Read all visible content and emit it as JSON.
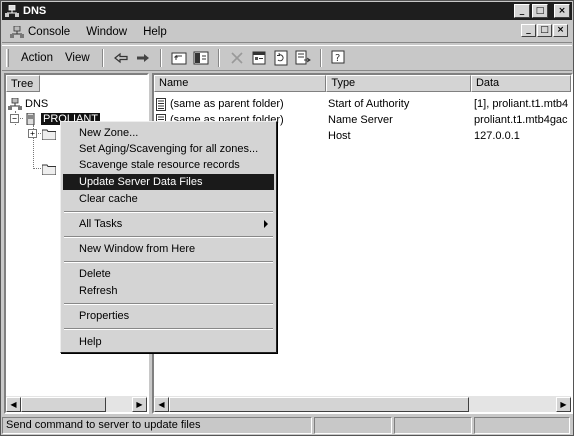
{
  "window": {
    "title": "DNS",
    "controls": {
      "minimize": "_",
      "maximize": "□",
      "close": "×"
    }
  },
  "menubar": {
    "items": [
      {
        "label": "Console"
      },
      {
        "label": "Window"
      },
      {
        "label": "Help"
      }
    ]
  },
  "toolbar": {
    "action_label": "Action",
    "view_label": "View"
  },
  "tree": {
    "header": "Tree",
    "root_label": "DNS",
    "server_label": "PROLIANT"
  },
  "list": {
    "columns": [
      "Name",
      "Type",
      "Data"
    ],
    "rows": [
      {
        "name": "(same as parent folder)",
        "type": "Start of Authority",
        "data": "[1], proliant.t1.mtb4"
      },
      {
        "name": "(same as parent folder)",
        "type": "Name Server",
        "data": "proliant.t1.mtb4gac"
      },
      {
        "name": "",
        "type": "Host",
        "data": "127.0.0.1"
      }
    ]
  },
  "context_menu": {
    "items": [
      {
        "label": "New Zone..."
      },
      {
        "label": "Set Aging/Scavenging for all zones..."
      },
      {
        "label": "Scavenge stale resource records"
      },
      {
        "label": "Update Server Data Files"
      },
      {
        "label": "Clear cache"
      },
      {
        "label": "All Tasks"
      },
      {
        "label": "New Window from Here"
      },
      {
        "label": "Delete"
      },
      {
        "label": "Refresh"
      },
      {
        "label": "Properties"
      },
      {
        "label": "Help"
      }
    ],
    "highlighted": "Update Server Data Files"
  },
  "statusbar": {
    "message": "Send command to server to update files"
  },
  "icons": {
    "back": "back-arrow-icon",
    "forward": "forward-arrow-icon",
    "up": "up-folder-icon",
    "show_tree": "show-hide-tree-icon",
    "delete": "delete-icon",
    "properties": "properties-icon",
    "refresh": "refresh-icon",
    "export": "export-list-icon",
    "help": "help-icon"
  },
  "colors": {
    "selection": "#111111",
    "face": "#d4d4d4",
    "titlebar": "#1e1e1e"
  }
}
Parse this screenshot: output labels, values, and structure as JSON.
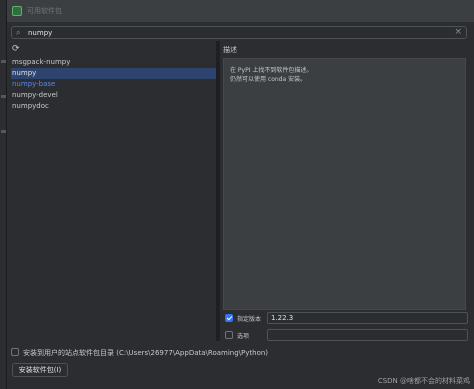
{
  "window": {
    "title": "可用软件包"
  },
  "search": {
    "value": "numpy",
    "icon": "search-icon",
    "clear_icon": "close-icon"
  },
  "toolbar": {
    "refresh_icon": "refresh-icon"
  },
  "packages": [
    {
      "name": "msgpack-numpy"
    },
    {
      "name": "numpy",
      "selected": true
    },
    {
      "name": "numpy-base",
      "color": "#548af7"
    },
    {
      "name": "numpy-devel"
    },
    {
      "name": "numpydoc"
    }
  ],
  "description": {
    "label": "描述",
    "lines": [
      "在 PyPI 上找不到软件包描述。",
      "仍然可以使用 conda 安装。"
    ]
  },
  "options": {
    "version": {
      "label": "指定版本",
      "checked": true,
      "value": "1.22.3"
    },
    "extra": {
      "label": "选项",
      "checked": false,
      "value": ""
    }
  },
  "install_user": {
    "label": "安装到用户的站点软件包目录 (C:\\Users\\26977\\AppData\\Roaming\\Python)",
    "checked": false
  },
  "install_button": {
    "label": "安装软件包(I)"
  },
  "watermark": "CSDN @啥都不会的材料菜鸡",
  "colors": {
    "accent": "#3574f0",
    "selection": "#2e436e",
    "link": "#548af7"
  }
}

+ + + +

Find the word "arrow" in the data and show each line that holds it.

    "back": "back-arrow-icon",
    "forward": "forward-arrow-icon",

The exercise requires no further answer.